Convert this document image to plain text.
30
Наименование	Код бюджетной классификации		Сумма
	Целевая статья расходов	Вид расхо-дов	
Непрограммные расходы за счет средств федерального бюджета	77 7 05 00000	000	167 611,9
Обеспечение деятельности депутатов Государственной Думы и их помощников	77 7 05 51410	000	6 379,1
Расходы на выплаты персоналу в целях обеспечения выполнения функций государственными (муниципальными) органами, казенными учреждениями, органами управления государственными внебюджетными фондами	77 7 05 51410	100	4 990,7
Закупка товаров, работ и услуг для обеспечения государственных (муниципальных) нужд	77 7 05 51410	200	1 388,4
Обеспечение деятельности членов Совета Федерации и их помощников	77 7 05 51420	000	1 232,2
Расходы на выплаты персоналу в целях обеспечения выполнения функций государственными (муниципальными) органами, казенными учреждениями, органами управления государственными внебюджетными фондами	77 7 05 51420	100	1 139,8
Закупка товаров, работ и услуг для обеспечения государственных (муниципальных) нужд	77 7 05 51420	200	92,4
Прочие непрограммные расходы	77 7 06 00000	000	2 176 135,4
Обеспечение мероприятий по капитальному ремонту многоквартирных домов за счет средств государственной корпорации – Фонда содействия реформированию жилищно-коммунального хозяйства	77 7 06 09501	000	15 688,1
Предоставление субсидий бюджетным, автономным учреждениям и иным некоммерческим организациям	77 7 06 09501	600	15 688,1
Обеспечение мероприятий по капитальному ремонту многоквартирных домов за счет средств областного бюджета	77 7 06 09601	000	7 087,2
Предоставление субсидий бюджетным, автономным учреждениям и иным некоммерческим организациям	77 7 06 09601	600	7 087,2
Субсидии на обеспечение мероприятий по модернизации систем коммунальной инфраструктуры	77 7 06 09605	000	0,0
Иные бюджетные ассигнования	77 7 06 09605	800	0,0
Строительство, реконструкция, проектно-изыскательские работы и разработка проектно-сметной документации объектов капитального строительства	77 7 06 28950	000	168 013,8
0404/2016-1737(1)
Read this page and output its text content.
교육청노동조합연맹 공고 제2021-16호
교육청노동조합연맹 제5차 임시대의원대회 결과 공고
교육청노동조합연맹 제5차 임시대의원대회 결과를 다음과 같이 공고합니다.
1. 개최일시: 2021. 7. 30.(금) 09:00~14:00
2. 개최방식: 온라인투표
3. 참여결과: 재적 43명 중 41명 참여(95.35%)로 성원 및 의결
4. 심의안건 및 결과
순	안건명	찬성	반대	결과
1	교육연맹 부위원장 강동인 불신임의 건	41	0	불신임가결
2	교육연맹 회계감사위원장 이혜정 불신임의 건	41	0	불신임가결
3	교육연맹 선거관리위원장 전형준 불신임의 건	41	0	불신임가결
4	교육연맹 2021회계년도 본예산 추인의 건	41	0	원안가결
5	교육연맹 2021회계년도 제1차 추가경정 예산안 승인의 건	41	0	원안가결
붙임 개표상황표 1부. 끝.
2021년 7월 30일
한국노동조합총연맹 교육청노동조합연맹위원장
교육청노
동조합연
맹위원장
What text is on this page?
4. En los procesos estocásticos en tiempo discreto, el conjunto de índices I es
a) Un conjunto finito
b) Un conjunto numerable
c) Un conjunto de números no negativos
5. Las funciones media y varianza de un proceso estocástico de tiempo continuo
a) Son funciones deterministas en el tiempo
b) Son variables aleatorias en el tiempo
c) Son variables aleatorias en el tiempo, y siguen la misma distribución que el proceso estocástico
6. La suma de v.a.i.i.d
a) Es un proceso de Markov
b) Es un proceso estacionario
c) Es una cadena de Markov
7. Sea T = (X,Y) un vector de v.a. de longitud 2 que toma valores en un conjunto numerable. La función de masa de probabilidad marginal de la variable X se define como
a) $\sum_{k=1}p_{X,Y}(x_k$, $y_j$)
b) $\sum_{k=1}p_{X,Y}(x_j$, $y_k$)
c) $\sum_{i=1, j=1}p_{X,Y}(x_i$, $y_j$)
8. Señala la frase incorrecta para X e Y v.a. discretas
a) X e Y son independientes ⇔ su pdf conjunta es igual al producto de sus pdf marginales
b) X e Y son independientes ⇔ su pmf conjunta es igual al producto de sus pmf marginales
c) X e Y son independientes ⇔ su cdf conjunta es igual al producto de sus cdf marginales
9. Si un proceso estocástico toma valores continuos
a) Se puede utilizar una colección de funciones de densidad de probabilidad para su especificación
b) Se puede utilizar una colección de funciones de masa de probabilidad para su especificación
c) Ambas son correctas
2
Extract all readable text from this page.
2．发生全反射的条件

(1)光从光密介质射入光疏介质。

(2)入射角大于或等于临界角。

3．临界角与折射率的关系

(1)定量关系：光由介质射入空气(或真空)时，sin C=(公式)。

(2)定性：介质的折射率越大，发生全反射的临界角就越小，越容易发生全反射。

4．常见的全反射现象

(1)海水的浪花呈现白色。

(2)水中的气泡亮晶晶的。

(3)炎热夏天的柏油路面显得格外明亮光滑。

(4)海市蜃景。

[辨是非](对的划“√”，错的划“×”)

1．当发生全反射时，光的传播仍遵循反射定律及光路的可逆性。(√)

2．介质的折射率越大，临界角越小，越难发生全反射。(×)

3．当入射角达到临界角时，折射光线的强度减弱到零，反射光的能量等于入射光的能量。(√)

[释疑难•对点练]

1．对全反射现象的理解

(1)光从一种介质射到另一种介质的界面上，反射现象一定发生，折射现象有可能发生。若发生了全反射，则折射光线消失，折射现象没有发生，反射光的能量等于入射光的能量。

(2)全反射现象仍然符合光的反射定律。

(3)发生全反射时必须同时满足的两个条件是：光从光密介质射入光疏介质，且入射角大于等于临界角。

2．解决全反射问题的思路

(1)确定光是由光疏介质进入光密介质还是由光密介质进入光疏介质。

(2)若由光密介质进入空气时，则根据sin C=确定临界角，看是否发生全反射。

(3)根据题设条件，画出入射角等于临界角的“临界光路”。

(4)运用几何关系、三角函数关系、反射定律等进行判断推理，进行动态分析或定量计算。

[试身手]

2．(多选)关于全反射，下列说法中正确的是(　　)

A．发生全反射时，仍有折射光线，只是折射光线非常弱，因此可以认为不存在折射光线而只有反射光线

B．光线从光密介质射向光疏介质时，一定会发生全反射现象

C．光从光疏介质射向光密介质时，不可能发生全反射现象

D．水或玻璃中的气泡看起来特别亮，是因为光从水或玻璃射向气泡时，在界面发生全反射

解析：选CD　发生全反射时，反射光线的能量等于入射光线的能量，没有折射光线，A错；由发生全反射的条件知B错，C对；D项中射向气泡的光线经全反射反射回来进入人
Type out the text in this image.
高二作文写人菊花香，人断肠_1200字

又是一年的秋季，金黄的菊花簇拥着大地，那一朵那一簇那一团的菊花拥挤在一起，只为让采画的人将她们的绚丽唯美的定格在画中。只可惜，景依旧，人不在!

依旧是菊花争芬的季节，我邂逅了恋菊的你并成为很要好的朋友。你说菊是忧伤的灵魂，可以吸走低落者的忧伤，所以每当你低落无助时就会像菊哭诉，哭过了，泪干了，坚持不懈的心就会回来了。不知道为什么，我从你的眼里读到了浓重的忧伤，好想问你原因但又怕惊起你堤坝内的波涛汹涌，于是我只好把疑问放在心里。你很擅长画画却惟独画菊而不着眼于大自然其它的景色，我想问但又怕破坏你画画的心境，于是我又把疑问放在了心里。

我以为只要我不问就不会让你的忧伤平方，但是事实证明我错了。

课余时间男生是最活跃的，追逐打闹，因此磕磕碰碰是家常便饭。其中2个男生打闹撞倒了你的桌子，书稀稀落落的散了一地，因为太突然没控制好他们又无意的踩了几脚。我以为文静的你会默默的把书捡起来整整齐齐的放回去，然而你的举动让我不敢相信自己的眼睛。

EXERCISE TASK
The entries above must be returned in full, exactly as shown.

FULL RESPONSE
Convert this document image to plain text.
30
Наименование	Код бюджетной классификации		Сумма
	Целевая статья расходов	Вид расхо-дов	
Непрограммные расходы за счет средств федерального бюджета	77 7 05 00000	000	167 611,9
Обеспечение деятельности депутатов Государственной Думы и их помощников	77 7 05 51410	000	6 379,1
Расходы на выплаты персоналу в целях обеспечения выполнения функций государственными (муниципальными) органами, казенными учреждениями, органами управления государственными внебюджетными фондами	77 7 05 51410	100	4 990,7
Закупка товаров, работ и услуг для обеспечения государственных (муниципальных) нужд	77 7 05 51410	200	1 388,4
Обеспечение деятельности членов Совета Федерации и их помощников	77 7 05 51420	000	1 232,2
Расходы на выплаты персоналу в целях обеспечения выполнения функций государственными (муниципальными) органами, казенными учреждениями, органами управления государственными внебюджетными фондами	77 7 05 51420	100	1 139,8
Закупка товаров, работ и услуг для обеспечения государственных (муниципальных) нужд	77 7 05 51420	200	92,4
Прочие непрограммные расходы	77 7 06 00000	000	2 176 135,4
Обеспечение мероприятий по капитальному ремонту многоквартирных домов за счет средств государственной корпорации – Фонда содействия реформированию жилищно-коммунального хозяйства	77 7 06 09501	000	15 688,1
Предоставление субсидий бюджетным, автономным учреждениям и иным некоммерческим организациям	77 7 06 09501	600	15 688,1
Обеспечение мероприятий по капитальному ремонту многоквартирных домов за счет средств областного бюджета	77 7 06 09601	000	7 087,2
Предоставление субсидий бюджетным, автономным учреждениям и иным некоммерческим организациям	77 7 06 09601	600	7 087,2
Субсидии на обеспечение мероприятий по модернизации систем коммунальной инфраструктуры	77 7 06 09605	000	0,0
Иные бюджетные ассигнования	77 7 06 09605	800	0,0
Строительство, реконструкция, проектно-изыскательские работы и разработка проектно-сметной документации объектов капитального строительства	77 7 06 28950	000	168 013,8
0404/2016-1737(1)
Read this page and output its text content.
교육청노동조합연맹 공고 제2021-16호
교육청노동조합연맹 제5차 임시대의원대회 결과 공고
교육청노동조합연맹 제5차 임시대의원대회 결과를 다음과 같이 공고합니다.
1. 개최일시: 2021. 7. 30.(금) 09:00~14:00
2. 개최방식: 온라인투표
3. 참여결과: 재적 43명 중 41명 참여(95.35%)로 성원 및 의결
4. 심의안건 및 결과
순	안건명	찬성	반대	결과
1	교육연맹 부위원장 강동인 불신임의 건	41	0	불신임가결
2	교육연맹 회계감사위원장 이혜정 불신임의 건	41	0	불신임가결
3	교육연맹 선거관리위원장 전형준 불신임의 건	41	0	불신임가결
4	교육연맹 2021회계년도 본예산 추인의 건	41	0	원안가결
5	교육연맹 2021회계년도 제1차 추가경정 예산안 승인의 건	41	0	원안가결
붙임 개표상황표 1부. 끝.
2021년 7월 30일
한국노동조합총연맹 교육청노동조합연맹위원장
교육청노
동조합연
맹위원장
What text is on this page?
4. En los procesos estocásticos en tiempo discreto, el conjunto de índices I es
a) Un conjunto finito
b) Un conjunto numerable
c) Un conjunto de números no negativos
5. Las funciones media y varianza de un proceso estocástico de tiempo continuo
a) Son funciones deterministas en el tiempo
b) Son variables aleatorias en el tiempo
c) Son variables aleatorias en el tiempo, y siguen la misma distribución que el proceso estocástico
6. La suma de v.a.i.i.d
a) Es un proceso de Markov
b) Es un proceso estacionario
c) Es una cadena de Markov
7. Sea T = (X,Y) un vector de v.a. de longitud 2 que toma valores en un conjunto numerable. La función de masa de probabilidad marginal de la variable X se define como
a) $\sum_{k=1}p_{X,Y}(x_k$, $y_j$)
b) $\sum_{k=1}p_{X,Y}(x_j$, $y_k$)
c) $\sum_{i=1, j=1}p_{X,Y}(x_i$, $y_j$)
8. Señala la frase incorrecta para X e Y v.a. discretas
a) X e Y son independientes ⇔ su pdf conjunta es igual al producto de sus pdf marginales
b) X e Y son independientes ⇔ su pmf conjunta es igual al producto de sus pmf marginales
c) X e Y son independientes ⇔ su cdf conjunta es igual al producto de sus cdf marginales
9. Si un proceso estocástico toma valores continuos
a) Se puede utilizar una colección de funciones de densidad de probabilidad para su especificación
b) Se puede utilizar una colección de funciones de masa de probabilidad para su especificación
c) Ambas son correctas
2
Extract all readable text from this page.
2．发生全反射的条件

(1)光从光密介质射入光疏介质。

(2)入射角大于或等于临界角。

3．临界角与折射率的关系

(1)定量关系：光由介质射入空气(或真空)时，sin C=(公式)。

(2)定性：介质的折射率越大，发生全反射的临界角就越小，越容易发生全反射。

4．常见的全反射现象

(1)海水的浪花呈现白色。

(2)水中的气泡亮晶晶的。

(3)炎热夏天的柏油路面显得格外明亮光滑。

(4)海市蜃景。

[辨是非](对的划“√”，错的划“×”)

1．当发生全反射时，光的传播仍遵循反射定律及光路的可逆性。(√)

2．介质的折射率越大，临界角越小，越难发生全反射。(×)

3．当入射角达到临界角时，折射光线的强度减弱到零，反射光的能量等于入射光的能量。(√)

[释疑难•对点练]

1．对全反射现象的理解

(1)光从一种介质射到另一种介质的界面上，反射现象一定发生，折射现象有可能发生。若发生了全反射，则折射光线消失，折射现象没有发生，反射光的能量等于入射光的能量。

(2)全反射现象仍然符合光的反射定律。

(3)发生全反射时必须同时满足的两个条件是：光从光密介质射入光疏介质，且入射角大于等于临界角。

2．解决全反射问题的思路

(1)确定光是由光疏介质进入光密介质还是由光密介质进入光疏介质。

(2)若由光密介质进入空气时，则根据sin C=确定临界角，看是否发生全反射。

(3)根据题设条件，画出入射角等于临界角的“临界光路”。

(4)运用几何关系、三角函数关系、反射定律等进行判断推理，进行动态分析或定量计算。

[试身手]

2．(多选)关于全反射，下列说法中正确的是(　　)

A．发生全反射时，仍有折射光线，只是折射光线非常弱，因此可以认为不存在折射光线而只有反射光线

B．光线从光密介质射向光疏介质时，一定会发生全反射现象

C．光从光疏介质射向光密介质时，不可能发生全反射现象

D．水或玻璃中的气泡看起来特别亮，是因为光从水或玻璃射向气泡时，在界面发生全反射

解析：选CD　发生全反射时，反射光线的能量等于入射光线的能量，没有折射光线，A错；由发生全反射的条件知B错，C对；D项中射向气泡的光线经全反射反射回来进入人
Type out the text in this image.
高二作文写人菊花香，人断肠_1200字

又是一年的秋季，金黄的菊花簇拥着大地，那一朵那一簇那一团的菊花拥挤在一起，只为让采画的人将她们的绚丽唯美的定格在画中。只可惜，景依旧，人不在!

依旧是菊花争芬的季节，我邂逅了恋菊的你并成为很要好的朋友。你说菊是忧伤的灵魂，可以吸走低落者的忧伤，所以每当你低落无助时就会像菊哭诉，哭过了，泪干了，坚持不懈的心就会回来了。不知道为什么，我从你的眼里读到了浓重的忧伤，好想问你原因但又怕惊起你堤坝内的波涛汹涌，于是我只好把疑问放在心里。你很擅长画画却惟独画菊而不着眼于大自然其它的景色，我想问但又怕破坏你画画的心境，于是我又把疑问放在了心里。

我以为只要我不问就不会让你的忧伤平方，但是事实证明我错了。

课余时间男生是最活跃的，追逐打闹，因此磕磕碰碰是家常便饭。其中2个男生打闹撞倒了你的桌子，书稀稀落落的散了一地，因为太突然没控制好他们又无意的踩了几脚。我以为文静的你会默默的把书捡起来整整齐齐的放回去，然而你的举动让我不敢相信自己的眼睛。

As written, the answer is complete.